[YOUR OBJECTIVE]
Copy every entry word for word, but skip the pictures.

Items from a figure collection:
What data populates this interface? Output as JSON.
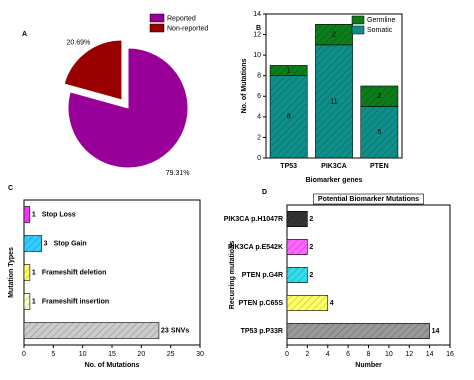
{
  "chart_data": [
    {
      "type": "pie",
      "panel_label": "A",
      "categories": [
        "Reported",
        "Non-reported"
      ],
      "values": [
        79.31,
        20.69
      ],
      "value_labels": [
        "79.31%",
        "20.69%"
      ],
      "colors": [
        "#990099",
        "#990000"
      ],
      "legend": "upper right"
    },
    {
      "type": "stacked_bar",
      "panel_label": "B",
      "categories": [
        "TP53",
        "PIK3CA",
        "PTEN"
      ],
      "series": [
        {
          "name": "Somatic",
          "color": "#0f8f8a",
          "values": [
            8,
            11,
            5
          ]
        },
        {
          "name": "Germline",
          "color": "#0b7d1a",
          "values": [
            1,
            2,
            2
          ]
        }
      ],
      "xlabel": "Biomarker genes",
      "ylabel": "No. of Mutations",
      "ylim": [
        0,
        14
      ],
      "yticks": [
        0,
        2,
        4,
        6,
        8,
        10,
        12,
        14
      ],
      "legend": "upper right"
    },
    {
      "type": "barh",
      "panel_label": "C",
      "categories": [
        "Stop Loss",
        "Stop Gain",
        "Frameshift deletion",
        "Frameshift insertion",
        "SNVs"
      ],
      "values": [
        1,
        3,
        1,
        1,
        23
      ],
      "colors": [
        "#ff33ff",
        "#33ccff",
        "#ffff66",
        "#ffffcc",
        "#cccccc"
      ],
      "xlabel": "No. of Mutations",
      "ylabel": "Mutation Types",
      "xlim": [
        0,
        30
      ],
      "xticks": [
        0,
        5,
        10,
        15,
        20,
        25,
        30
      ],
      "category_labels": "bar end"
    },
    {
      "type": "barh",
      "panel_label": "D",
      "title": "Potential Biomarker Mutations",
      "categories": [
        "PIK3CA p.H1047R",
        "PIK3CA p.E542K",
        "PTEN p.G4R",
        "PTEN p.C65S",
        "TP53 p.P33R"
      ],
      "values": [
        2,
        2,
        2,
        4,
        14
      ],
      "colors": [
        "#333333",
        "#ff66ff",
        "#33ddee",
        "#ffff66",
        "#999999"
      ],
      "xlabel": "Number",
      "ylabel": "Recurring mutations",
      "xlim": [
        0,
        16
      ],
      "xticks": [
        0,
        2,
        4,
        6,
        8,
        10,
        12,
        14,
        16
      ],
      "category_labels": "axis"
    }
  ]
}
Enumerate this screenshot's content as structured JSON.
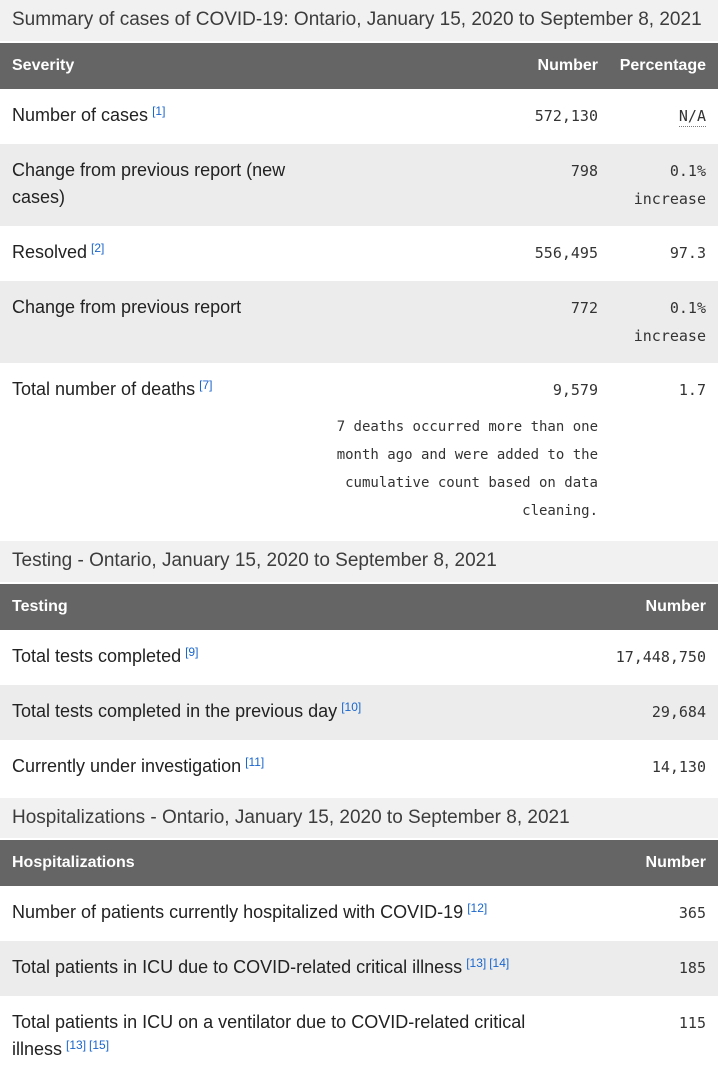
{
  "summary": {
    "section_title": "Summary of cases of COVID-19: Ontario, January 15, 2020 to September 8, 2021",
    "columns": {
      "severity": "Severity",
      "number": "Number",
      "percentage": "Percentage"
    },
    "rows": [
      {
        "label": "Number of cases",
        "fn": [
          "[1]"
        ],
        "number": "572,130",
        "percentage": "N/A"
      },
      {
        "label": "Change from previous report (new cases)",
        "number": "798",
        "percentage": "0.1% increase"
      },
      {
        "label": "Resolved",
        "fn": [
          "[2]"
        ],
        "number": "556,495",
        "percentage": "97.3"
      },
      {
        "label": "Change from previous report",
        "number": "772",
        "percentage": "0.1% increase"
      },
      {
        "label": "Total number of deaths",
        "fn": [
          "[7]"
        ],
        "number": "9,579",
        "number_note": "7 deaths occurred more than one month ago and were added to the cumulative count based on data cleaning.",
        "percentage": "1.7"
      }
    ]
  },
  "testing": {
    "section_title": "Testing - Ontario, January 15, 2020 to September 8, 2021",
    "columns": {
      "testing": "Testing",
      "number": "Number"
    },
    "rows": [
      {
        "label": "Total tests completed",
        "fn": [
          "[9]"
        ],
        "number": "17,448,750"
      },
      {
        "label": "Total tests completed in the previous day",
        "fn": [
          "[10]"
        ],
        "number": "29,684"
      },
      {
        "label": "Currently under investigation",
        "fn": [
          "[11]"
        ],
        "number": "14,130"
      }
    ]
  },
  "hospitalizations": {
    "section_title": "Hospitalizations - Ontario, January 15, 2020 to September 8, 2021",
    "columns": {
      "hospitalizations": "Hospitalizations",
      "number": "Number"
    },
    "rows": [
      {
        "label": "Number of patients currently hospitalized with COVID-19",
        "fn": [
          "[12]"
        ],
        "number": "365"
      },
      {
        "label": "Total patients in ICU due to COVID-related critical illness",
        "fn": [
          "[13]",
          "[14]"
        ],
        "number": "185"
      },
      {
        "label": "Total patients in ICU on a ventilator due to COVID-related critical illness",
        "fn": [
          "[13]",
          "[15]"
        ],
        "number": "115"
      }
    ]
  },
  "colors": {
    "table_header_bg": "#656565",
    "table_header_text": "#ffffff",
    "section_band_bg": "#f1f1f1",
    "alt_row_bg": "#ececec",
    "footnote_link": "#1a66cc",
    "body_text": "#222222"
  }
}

[EXERCISE ANSWER]
What data populates this interface? Output as JSON.
{
  "chart_data": [
    {
      "type": "pie",
      "panel_label": "A",
      "categories": [
        "Reported",
        "Non-reported"
      ],
      "values": [
        79.31,
        20.69
      ],
      "value_labels": [
        "79.31%",
        "20.69%"
      ],
      "colors": [
        "#990099",
        "#990000"
      ],
      "legend": "upper right"
    },
    {
      "type": "stacked_bar",
      "panel_label": "B",
      "categories": [
        "TP53",
        "PIK3CA",
        "PTEN"
      ],
      "series": [
        {
          "name": "Somatic",
          "color": "#0f8f8a",
          "values": [
            8,
            11,
            5
          ]
        },
        {
          "name": "Germline",
          "color": "#0b7d1a",
          "values": [
            1,
            2,
            2
          ]
        }
      ],
      "xlabel": "Biomarker genes",
      "ylabel": "No. of Mutations",
      "ylim": [
        0,
        14
      ],
      "yticks": [
        0,
        2,
        4,
        6,
        8,
        10,
        12,
        14
      ],
      "legend": "upper right"
    },
    {
      "type": "barh",
      "panel_label": "C",
      "categories": [
        "Stop Loss",
        "Stop Gain",
        "Frameshift deletion",
        "Frameshift insertion",
        "SNVs"
      ],
      "values": [
        1,
        3,
        1,
        1,
        23
      ],
      "colors": [
        "#ff33ff",
        "#33ccff",
        "#ffff66",
        "#ffffcc",
        "#cccccc"
      ],
      "xlabel": "No. of Mutations",
      "ylabel": "Mutation Types",
      "xlim": [
        0,
        30
      ],
      "xticks": [
        0,
        5,
        10,
        15,
        20,
        25,
        30
      ],
      "category_labels": "bar end"
    },
    {
      "type": "barh",
      "panel_label": "D",
      "title": "Potential Biomarker Mutations",
      "categories": [
        "PIK3CA p.H1047R",
        "PIK3CA p.E542K",
        "PTEN p.G4R",
        "PTEN p.C65S",
        "TP53 p.P33R"
      ],
      "values": [
        2,
        2,
        2,
        4,
        14
      ],
      "colors": [
        "#333333",
        "#ff66ff",
        "#33ddee",
        "#ffff66",
        "#999999"
      ],
      "xlabel": "Number",
      "ylabel": "Recurring mutations",
      "xlim": [
        0,
        16
      ],
      "xticks": [
        0,
        2,
        4,
        6,
        8,
        10,
        12,
        14,
        16
      ],
      "category_labels": "axis"
    }
  ]
}
Enumerate this screenshot's content as structured JSON.
{
  "summary": {
    "section_title": "Summary of cases of COVID-19: Ontario, January 15, 2020 to September 8, 2021",
    "columns": {
      "severity": "Severity",
      "number": "Number",
      "percentage": "Percentage"
    },
    "rows": [
      {
        "label": "Number of cases",
        "fn": [
          "[1]"
        ],
        "number": "572,130",
        "percentage": "N/A"
      },
      {
        "label": "Change from previous report (new cases)",
        "number": "798",
        "percentage": "0.1% increase"
      },
      {
        "label": "Resolved",
        "fn": [
          "[2]"
        ],
        "number": "556,495",
        "percentage": "97.3"
      },
      {
        "label": "Change from previous report",
        "number": "772",
        "percentage": "0.1% increase"
      },
      {
        "label": "Total number of deaths",
        "fn": [
          "[7]"
        ],
        "number": "9,579",
        "number_note": "7 deaths occurred more than one month ago and were added to the cumulative count based on data cleaning.",
        "percentage": "1.7"
      }
    ]
  },
  "testing": {
    "section_title": "Testing - Ontario, January 15, 2020 to September 8, 2021",
    "columns": {
      "testing": "Testing",
      "number": "Number"
    },
    "rows": [
      {
        "label": "Total tests completed",
        "fn": [
          "[9]"
        ],
        "number": "17,448,750"
      },
      {
        "label": "Total tests completed in the previous day",
        "fn": [
          "[10]"
        ],
        "number": "29,684"
      },
      {
        "label": "Currently under investigation",
        "fn": [
          "[11]"
        ],
        "number": "14,130"
      }
    ]
  },
  "hospitalizations": {
    "section_title": "Hospitalizations - Ontario, January 15, 2020 to September 8, 2021",
    "columns": {
      "hospitalizations": "Hospitalizations",
      "number": "Number"
    },
    "rows": [
      {
        "label": "Number of patients currently hospitalized with COVID-19",
        "fn": [
          "[12]"
        ],
        "number": "365"
      },
      {
        "label": "Total patients in ICU due to COVID-related critical illness",
        "fn": [
          "[13]",
          "[14]"
        ],
        "number": "185"
      },
      {
        "label": "Total patients in ICU on a ventilator due to COVID-related critical illness",
        "fn": [
          "[13]",
          "[15]"
        ],
        "number": "115"
      }
    ]
  },
  "colors": {
    "table_header_bg": "#656565",
    "table_header_text": "#ffffff",
    "section_band_bg": "#f1f1f1",
    "alt_row_bg": "#ececec",
    "footnote_link": "#1a66cc",
    "body_text": "#222222"
  }
}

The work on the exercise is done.